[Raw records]
········

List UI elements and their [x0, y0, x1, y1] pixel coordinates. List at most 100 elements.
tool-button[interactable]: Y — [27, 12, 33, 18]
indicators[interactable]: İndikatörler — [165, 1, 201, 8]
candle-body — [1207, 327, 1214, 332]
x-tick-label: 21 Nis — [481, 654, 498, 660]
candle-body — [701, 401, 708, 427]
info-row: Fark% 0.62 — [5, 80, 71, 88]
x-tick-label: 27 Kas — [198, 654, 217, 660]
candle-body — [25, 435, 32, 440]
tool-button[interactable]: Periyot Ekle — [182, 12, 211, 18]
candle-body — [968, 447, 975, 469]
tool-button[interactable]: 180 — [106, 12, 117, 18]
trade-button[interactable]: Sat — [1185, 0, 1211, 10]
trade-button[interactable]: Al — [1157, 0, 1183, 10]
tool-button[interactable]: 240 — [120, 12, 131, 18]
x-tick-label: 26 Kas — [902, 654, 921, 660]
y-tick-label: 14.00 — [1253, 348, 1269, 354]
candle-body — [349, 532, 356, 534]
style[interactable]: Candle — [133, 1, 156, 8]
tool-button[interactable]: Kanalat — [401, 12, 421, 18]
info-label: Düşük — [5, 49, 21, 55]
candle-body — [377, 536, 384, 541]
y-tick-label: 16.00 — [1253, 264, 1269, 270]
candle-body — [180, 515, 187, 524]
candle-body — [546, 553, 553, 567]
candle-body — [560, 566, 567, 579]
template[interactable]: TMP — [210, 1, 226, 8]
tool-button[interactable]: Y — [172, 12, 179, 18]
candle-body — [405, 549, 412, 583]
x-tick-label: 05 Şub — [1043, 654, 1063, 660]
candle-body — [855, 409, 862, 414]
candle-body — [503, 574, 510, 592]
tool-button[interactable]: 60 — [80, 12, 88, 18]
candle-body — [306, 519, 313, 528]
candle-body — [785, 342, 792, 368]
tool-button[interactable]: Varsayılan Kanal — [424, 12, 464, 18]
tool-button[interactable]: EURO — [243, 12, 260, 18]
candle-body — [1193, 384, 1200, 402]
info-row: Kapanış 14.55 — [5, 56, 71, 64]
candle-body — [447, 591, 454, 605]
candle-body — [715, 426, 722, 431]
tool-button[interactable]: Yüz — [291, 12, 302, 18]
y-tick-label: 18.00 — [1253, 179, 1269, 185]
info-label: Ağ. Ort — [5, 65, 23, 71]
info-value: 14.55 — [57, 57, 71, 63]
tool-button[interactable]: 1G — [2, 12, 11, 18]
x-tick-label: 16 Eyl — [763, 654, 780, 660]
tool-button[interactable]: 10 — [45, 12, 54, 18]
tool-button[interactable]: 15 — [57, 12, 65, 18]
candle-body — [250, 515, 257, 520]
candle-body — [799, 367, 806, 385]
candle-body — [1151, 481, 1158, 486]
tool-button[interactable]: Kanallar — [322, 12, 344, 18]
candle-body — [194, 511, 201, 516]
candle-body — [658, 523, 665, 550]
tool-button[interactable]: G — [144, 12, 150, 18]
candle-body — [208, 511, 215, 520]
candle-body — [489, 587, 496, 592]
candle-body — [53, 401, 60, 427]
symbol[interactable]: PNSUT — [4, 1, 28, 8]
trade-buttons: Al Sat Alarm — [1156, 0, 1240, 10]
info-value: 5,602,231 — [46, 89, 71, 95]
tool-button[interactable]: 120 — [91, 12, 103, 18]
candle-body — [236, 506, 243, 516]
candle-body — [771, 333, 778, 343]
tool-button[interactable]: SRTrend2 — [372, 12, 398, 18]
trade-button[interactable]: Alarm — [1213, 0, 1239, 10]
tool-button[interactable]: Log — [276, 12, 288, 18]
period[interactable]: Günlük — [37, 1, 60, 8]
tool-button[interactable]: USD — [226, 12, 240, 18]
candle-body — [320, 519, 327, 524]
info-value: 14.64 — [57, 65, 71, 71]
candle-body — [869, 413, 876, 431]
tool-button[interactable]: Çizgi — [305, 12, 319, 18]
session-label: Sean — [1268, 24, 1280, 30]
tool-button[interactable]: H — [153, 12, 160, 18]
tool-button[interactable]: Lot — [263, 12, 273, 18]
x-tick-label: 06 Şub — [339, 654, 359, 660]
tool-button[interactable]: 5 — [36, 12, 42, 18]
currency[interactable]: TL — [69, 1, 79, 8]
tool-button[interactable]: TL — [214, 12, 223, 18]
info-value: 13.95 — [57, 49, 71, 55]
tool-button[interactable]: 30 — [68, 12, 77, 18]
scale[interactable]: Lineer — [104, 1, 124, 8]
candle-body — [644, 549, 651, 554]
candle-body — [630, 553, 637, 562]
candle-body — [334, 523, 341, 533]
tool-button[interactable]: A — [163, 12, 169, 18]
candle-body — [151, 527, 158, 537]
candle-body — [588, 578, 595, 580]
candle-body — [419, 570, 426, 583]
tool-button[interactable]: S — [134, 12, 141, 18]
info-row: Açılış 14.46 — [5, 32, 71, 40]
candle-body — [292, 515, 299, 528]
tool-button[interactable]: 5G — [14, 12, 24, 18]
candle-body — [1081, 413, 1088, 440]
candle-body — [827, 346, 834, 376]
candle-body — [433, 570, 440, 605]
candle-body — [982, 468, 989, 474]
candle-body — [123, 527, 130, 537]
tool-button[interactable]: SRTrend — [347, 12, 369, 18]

········

**WORK TO COMPLETE**
Copy all of the rows above character for character, with every line unchanged and in the same order.

**FULL OUTPUT**
List UI elements and their [x0, y0, x1, y1] pixel coordinates. List at most 100 elements.
tool-button[interactable]: Y — [27, 12, 33, 18]
indicators[interactable]: İndikatörler — [165, 1, 201, 8]
candle-body — [1207, 327, 1214, 332]
x-tick-label: 21 Nis — [481, 654, 498, 660]
candle-body — [701, 401, 708, 427]
info-row: Fark% 0.62 — [5, 80, 71, 88]
x-tick-label: 27 Kas — [198, 654, 217, 660]
candle-body — [25, 435, 32, 440]
tool-button[interactable]: Periyot Ekle — [182, 12, 211, 18]
candle-body — [968, 447, 975, 469]
tool-button[interactable]: 180 — [106, 12, 117, 18]
trade-button[interactable]: Sat — [1185, 0, 1211, 10]
trade-button[interactable]: Al — [1157, 0, 1183, 10]
tool-button[interactable]: 240 — [120, 12, 131, 18]
x-tick-label: 26 Kas — [902, 654, 921, 660]
y-tick-label: 14.00 — [1253, 348, 1269, 354]
candle-body — [349, 532, 356, 534]
style[interactable]: Candle — [133, 1, 156, 8]
tool-button[interactable]: Kanalat — [401, 12, 421, 18]
info-label: Düşük — [5, 49, 21, 55]
candle-body — [377, 536, 384, 541]
y-tick-label: 16.00 — [1253, 264, 1269, 270]
candle-body — [180, 515, 187, 524]
candle-body — [546, 553, 553, 567]
candle-body — [560, 566, 567, 579]
template[interactable]: TMP — [210, 1, 226, 8]
tool-button[interactable]: Y — [172, 12, 179, 18]
candle-body — [405, 549, 412, 583]
x-tick-label: 05 Şub — [1043, 654, 1063, 660]
candle-body — [855, 409, 862, 414]
candle-body — [503, 574, 510, 592]
tool-button[interactable]: 60 — [80, 12, 88, 18]
candle-body — [306, 519, 313, 528]
candle-body — [785, 342, 792, 368]
tool-button[interactable]: Varsayılan Kanal — [424, 12, 464, 18]
tool-button[interactable]: EURO — [243, 12, 260, 18]
candle-body — [1193, 384, 1200, 402]
info-row: Kapanış 14.55 — [5, 56, 71, 64]
candle-body — [447, 591, 454, 605]
candle-body — [715, 426, 722, 431]
tool-button[interactable]: Yüz — [291, 12, 302, 18]
y-tick-label: 18.00 — [1253, 179, 1269, 185]
info-label: Ağ. Ort — [5, 65, 23, 71]
info-value: 14.55 — [57, 57, 71, 63]
tool-button[interactable]: 1G — [2, 12, 11, 18]
x-tick-label: 16 Eyl — [763, 654, 780, 660]
tool-button[interactable]: 10 — [45, 12, 54, 18]
tool-button[interactable]: 15 — [57, 12, 65, 18]
candle-body — [250, 515, 257, 520]
candle-body — [799, 367, 806, 385]
candle-body — [1151, 481, 1158, 486]
tool-button[interactable]: Kanallar — [322, 12, 344, 18]
candle-body — [194, 511, 201, 516]
candle-body — [658, 523, 665, 550]
tool-button[interactable]: G — [144, 12, 150, 18]
candle-body — [208, 511, 215, 520]
candle-body — [489, 587, 496, 592]
candle-body — [53, 401, 60, 427]
symbol[interactable]: PNSUT — [4, 1, 28, 8]
trade-buttons: Al Sat Alarm — [1156, 0, 1240, 10]
info-value: 5,602,231 — [46, 89, 71, 95]
tool-button[interactable]: 120 — [91, 12, 103, 18]
candle-body — [236, 506, 243, 516]
candle-body — [771, 333, 778, 343]
tool-button[interactable]: SRTrend2 — [372, 12, 398, 18]
trade-button[interactable]: Alarm — [1213, 0, 1239, 10]
tool-button[interactable]: Log — [276, 12, 288, 18]
period[interactable]: Günlük — [37, 1, 60, 8]
tool-button[interactable]: USD — [226, 12, 240, 18]
candle-body — [320, 519, 327, 524]
info-value: 14.64 — [57, 65, 71, 71]
candle-body — [869, 413, 876, 431]
tool-button[interactable]: Çizgi — [305, 12, 319, 18]
session-label: Sean — [1268, 24, 1280, 30]
tool-button[interactable]: H — [153, 12, 160, 18]
tool-button[interactable]: Lot — [263, 12, 273, 18]
x-tick-label: 06 Şub — [339, 654, 359, 660]
tool-button[interactable]: 5 — [36, 12, 42, 18]
currency[interactable]: TL — [69, 1, 79, 8]
tool-button[interactable]: TL — [214, 12, 223, 18]
info-value: 13.95 — [57, 49, 71, 55]
tool-button[interactable]: 30 — [68, 12, 77, 18]
scale[interactable]: Lineer — [104, 1, 124, 8]
candle-body — [644, 549, 651, 554]
candle-body — [630, 553, 637, 562]
candle-body — [334, 523, 341, 533]
tool-button[interactable]: A — [163, 12, 169, 18]
candle-body — [151, 527, 158, 537]
candle-body — [588, 578, 595, 580]
candle-body — [419, 570, 426, 583]
tool-button[interactable]: S — [134, 12, 141, 18]
info-row: Açılış 14.46 — [5, 32, 71, 40]
candle-body — [292, 515, 299, 528]
tool-button[interactable]: 5G — [14, 12, 24, 18]
candle-body — [1081, 413, 1088, 440]
candle-body — [827, 346, 834, 376]
candle-body — [433, 570, 440, 605]
candle-body — [982, 468, 989, 474]
candle-body — [123, 527, 130, 537]
tool-button[interactable]: SRTrend — [347, 12, 369, 18]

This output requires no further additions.